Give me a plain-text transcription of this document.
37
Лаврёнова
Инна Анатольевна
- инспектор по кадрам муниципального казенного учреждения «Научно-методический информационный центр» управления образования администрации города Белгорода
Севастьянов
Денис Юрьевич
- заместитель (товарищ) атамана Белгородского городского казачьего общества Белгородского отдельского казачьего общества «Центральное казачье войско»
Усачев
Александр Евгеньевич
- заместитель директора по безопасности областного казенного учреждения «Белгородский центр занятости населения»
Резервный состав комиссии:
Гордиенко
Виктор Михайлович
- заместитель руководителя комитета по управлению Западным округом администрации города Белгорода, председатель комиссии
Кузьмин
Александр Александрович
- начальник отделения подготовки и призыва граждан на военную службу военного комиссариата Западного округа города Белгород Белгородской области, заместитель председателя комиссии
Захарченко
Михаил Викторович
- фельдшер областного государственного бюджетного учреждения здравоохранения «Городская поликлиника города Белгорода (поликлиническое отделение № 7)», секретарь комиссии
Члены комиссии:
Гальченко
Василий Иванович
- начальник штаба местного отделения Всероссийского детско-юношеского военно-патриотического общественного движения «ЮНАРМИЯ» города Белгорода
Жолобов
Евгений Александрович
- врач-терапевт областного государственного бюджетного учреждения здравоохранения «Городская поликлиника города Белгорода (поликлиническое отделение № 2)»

◇ ◇ ◇ ◇ ◇

**The problem:**
Give only the number of lines in the entries above that hold the string "Городская".

**Response below:**
2